--- BEGIN Records provided ---

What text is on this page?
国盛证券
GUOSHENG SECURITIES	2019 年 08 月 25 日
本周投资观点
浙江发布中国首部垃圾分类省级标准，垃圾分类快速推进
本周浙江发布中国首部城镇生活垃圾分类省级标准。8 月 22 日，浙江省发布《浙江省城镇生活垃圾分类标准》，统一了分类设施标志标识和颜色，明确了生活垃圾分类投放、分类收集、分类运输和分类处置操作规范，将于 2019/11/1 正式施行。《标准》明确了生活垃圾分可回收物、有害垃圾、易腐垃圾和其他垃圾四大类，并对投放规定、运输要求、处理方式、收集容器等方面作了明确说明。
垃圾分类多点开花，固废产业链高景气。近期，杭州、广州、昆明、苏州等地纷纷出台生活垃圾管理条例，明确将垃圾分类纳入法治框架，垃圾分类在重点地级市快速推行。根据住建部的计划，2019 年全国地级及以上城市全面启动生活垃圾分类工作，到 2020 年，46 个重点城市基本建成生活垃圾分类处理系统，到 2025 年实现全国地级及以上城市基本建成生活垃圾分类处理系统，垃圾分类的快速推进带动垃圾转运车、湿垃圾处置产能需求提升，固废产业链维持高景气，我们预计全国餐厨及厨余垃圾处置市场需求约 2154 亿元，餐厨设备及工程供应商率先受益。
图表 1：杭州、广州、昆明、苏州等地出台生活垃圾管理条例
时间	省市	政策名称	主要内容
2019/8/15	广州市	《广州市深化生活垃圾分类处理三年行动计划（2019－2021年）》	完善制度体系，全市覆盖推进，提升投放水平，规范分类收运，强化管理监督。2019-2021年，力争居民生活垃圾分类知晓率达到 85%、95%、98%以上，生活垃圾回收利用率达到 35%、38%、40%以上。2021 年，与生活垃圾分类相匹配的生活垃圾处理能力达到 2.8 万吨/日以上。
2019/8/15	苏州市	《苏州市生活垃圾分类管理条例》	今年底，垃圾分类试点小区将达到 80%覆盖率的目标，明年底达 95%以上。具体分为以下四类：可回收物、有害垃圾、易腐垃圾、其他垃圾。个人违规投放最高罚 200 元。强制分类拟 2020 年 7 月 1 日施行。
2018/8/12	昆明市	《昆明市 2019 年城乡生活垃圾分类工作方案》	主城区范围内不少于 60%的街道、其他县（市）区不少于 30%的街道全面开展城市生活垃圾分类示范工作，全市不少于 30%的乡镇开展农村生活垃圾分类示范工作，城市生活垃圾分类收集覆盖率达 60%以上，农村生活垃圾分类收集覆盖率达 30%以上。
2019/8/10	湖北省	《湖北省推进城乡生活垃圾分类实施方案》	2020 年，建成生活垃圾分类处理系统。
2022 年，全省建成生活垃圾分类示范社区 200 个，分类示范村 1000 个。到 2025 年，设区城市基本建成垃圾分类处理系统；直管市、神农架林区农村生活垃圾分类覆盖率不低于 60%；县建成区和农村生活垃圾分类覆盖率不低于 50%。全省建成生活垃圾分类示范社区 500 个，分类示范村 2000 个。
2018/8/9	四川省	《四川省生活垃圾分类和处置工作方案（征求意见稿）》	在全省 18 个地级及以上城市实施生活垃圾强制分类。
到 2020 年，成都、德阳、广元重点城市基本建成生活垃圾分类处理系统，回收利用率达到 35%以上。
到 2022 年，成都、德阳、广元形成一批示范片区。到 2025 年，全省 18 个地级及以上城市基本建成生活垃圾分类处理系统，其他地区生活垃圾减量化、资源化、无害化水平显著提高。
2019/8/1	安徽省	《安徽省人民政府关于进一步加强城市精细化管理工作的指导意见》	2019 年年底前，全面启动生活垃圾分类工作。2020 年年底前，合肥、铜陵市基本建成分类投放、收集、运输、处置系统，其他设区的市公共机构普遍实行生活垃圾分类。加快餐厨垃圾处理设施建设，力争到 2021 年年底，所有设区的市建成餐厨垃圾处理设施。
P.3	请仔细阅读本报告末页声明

--- END Records provided ---

Write the material out again word for word.

What text is on this page?
国盛证券
GUOSHENG SECURITIES	2019 年 08 月 25 日
本周投资观点
浙江发布中国首部垃圾分类省级标准，垃圾分类快速推进
本周浙江发布中国首部城镇生活垃圾分类省级标准。8 月 22 日，浙江省发布《浙江省城镇生活垃圾分类标准》，统一了分类设施标志标识和颜色，明确了生活垃圾分类投放、分类收集、分类运输和分类处置操作规范，将于 2019/11/1 正式施行。《标准》明确了生活垃圾分可回收物、有害垃圾、易腐垃圾和其他垃圾四大类，并对投放规定、运输要求、处理方式、收集容器等方面作了明确说明。
垃圾分类多点开花，固废产业链高景气。近期，杭州、广州、昆明、苏州等地纷纷出台生活垃圾管理条例，明确将垃圾分类纳入法治框架，垃圾分类在重点地级市快速推行。根据住建部的计划，2019 年全国地级及以上城市全面启动生活垃圾分类工作，到 2020 年，46 个重点城市基本建成生活垃圾分类处理系统，到 2025 年实现全国地级及以上城市基本建成生活垃圾分类处理系统，垃圾分类的快速推进带动垃圾转运车、湿垃圾处置产能需求提升，固废产业链维持高景气，我们预计全国餐厨及厨余垃圾处置市场需求约 2154 亿元，餐厨设备及工程供应商率先受益。
图表 1：杭州、广州、昆明、苏州等地出台生活垃圾管理条例
时间	省市	政策名称	主要内容
2019/8/15	广州市	《广州市深化生活垃圾分类处理三年行动计划（2019－2021年）》	完善制度体系，全市覆盖推进，提升投放水平，规范分类收运，强化管理监督。2019-2021年，力争居民生活垃圾分类知晓率达到 85%、95%、98%以上，生活垃圾回收利用率达到 35%、38%、40%以上。2021 年，与生活垃圾分类相匹配的生活垃圾处理能力达到 2.8 万吨/日以上。
2019/8/15	苏州市	《苏州市生活垃圾分类管理条例》	今年底，垃圾分类试点小区将达到 80%覆盖率的目标，明年底达 95%以上。具体分为以下四类：可回收物、有害垃圾、易腐垃圾、其他垃圾。个人违规投放最高罚 200 元。强制分类拟 2020 年 7 月 1 日施行。
2018/8/12	昆明市	《昆明市 2019 年城乡生活垃圾分类工作方案》	主城区范围内不少于 60%的街道、其他县（市）区不少于 30%的街道全面开展城市生活垃圾分类示范工作，全市不少于 30%的乡镇开展农村生活垃圾分类示范工作，城市生活垃圾分类收集覆盖率达 60%以上，农村生活垃圾分类收集覆盖率达 30%以上。
2019/8/10	湖北省	《湖北省推进城乡生活垃圾分类实施方案》	2020 年，建成生活垃圾分类处理系统。
2022 年，全省建成生活垃圾分类示范社区 200 个，分类示范村 1000 个。到 2025 年，设区城市基本建成垃圾分类处理系统；直管市、神农架林区农村生活垃圾分类覆盖率不低于 60%；县建成区和农村生活垃圾分类覆盖率不低于 50%。全省建成生活垃圾分类示范社区 500 个，分类示范村 2000 个。
2018/8/9	四川省	《四川省生活垃圾分类和处置工作方案（征求意见稿）》	在全省 18 个地级及以上城市实施生活垃圾强制分类。
到 2020 年，成都、德阳、广元重点城市基本建成生活垃圾分类处理系统，回收利用率达到 35%以上。
到 2022 年，成都、德阳、广元形成一批示范片区。到 2025 年，全省 18 个地级及以上城市基本建成生活垃圾分类处理系统，其他地区生活垃圾减量化、资源化、无害化水平显著提高。
2019/8/1	安徽省	《安徽省人民政府关于进一步加强城市精细化管理工作的指导意见》	2019 年年底前，全面启动生活垃圾分类工作。2020 年年底前，合肥、铜陵市基本建成分类投放、收集、运输、处置系统，其他设区的市公共机构普遍实行生活垃圾分类。加快餐厨垃圾处理设施建设，力争到 2021 年年底，所有设区的市建成餐厨垃圾处理设施。
P.3	请仔细阅读本报告末页声明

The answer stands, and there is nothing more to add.